> Passage provided:
☆ ☆ ☆ ☆ ☆ ☆ ☆

2018 WGC-HSBC Champions
- Official chinese poster of the 2018 WGC-HSBC Champions featuring the previous year's champion, Justin Rose.

Tournament information
- Dates: 25–28 October 2018
- Location: Shanghai, China 31°06′32″N 121°12′58″E﻿ / ﻿31.109°N 121.216°E
- Course: Sheshan Golf Club
- Tours: Asian Tour European Tour PGA Tour

Statistics
- Par: 72
- Length: 7,261 yards (6,639 m)
- Field: 77 players
- Cut: None
- Prize fund: $10,000,000
- Winner's share: $1,700,000

Champion
- Xander Schauffele
- 274 (−14), playoff

Location map
- Sheshan Golf Club Location in ChinaSheshan Golf Club Location in Shanghai

= 2018 WGC-HSBC Champions =

The 2018 WGC-HSBC Champions was a golf tournament played from 25–28 October 2018 at the Sheshan Golf Club in Shanghai, China. It was the tenth WGC-HSBC Champions tournament, and the fourth of four World Golf Championships events held in the 2018 calendar year.

Xander Schauffele beat Tony Finau at the first hole of a sudden-death playoff after making a birdie 4 to Finau's par 5. Defending champion Justin Rose finished third, four strokes behind.

==Field==
The following is a list of players who qualified for the 2018 WGC-HSBC Champions. The criteria are towards the leaders in points lists rather than tournament winners. Players who qualified from multiple categories will be listed in the first category in which they are eligible with the other qualifying categories in parentheses next to the player's name.

- 1. Winners of the four major championships and The Players Championship
Brooks Koepka (3,4), Francesco Molinari (3,4,5), Patrick Reed (3,4,5)
- Webb Simpson (3,4) did not play.

- 2. Winners of the previous four World Golf Championships
Justin Rose (3,4,5)

☆ ☆ ☆ ☆ ☆ ☆ ☆

> Exercises to complete:
1. In the tournament article, who did Xander Schauffele beat in the playoff?
2. Sum up the tournament article in two sentences.
3. Pick up the tournament article where it stops and write the next part.
The records that come next have nothing to do with the tournament article.

> Data to examine:
☆ ☆ ☆ ☆ ☆ ☆ ☆

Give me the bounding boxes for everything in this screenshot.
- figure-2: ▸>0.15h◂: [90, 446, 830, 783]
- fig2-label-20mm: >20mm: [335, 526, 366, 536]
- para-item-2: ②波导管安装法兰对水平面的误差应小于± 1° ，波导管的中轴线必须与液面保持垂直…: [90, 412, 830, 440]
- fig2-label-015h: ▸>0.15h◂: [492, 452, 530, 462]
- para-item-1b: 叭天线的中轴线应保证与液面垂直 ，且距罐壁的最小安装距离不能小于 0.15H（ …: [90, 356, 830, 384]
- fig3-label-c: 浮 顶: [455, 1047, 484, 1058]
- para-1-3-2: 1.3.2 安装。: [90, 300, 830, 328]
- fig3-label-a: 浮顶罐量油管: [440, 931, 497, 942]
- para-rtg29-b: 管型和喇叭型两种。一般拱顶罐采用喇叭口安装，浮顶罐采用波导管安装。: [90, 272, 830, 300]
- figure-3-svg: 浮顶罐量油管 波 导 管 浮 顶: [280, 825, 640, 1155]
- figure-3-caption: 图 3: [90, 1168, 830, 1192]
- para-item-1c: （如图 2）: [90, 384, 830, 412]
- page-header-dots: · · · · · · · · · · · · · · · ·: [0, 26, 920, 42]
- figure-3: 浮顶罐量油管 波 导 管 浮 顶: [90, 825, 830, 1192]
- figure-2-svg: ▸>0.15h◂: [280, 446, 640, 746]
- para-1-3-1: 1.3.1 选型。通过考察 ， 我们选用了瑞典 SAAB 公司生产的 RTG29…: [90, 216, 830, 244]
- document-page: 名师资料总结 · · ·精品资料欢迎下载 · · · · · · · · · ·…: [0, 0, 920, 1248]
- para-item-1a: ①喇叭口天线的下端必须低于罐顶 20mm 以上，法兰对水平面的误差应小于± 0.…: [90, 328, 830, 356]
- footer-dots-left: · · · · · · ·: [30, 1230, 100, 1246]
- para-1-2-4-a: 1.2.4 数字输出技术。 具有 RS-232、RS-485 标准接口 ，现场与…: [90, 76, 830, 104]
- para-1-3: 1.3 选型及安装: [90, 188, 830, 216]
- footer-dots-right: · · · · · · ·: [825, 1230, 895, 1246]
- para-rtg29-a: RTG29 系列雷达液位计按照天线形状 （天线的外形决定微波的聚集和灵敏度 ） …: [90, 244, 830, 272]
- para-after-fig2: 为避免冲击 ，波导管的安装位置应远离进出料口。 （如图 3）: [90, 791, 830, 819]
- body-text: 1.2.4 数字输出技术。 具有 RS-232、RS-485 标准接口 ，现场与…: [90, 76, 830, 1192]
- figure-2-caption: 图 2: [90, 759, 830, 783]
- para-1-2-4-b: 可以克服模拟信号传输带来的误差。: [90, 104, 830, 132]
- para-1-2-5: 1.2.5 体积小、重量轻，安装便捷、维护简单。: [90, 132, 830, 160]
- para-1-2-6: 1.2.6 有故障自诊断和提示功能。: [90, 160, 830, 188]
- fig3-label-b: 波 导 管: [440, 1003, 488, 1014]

☆ ☆ ☆ ☆ ☆ ☆ ☆

> Response list:
1. Tony Finau.

2. The 2018 WGC-HSBC Champions was played from 25 to 28 October 2018 at the Sheshan Golf Club in Shanghai, China. It was the tenth edition of the event, and Xander Schauffele won it by beating Tony Finau at the first hole of a sudden-death playoff.

3.
- Phil Mickelson (3,4), Justin Thomas (3,4), and Bubba Watson (3,4) did not play.

- 3. Top 50 from the OWGR on 8 October
An Byeong-hun, Kiradech Aphibarnrat (5), Keegan Bradley (4), Rafa Cabrera-Bello (5), Patrick Cantlay (4), Paul Casey (4), Jason Day (4), Tony Finau (4), Matt Fitzpatrick (5), Tommy Fleetwood (4,5), Branden Grace, Brian Harman, Tyrrell Hatton (5), Charley Hoffman, Billy Horschel (4), Dustin Johnson (4), Satoshi Kodaira, Hideki Matsuyama (4), Rory McIlroy (4,5), Kevin Na (4), Alex Norén (5), Thorbjørn Olesen (5), Ian Poulter (5), Jon Rahm (4,5), Xander Schauffele (4,5), Adam Scott, Cameron Smith (4), Brandt Snedeker, Kyle Stanley (4)
- Eddie Pepperell (5) and Henrik Stenson did not play due to injury.
- Daniel Berger, Bryson DeChambeau (4), Rickie Fowler (4), Sergio García, Kevin Kisner, Matt Kuchar, Marc Leishman (4), Louis Oosthuizen, Jordan Spieth, Gary Woodland (4), and Tiger Woods (4) did not play.

- 4. Top 30 from the final 2018 FedEx Cup points list (if there are fewer than five available players, players beyond 30th will be selected to increase the number to five)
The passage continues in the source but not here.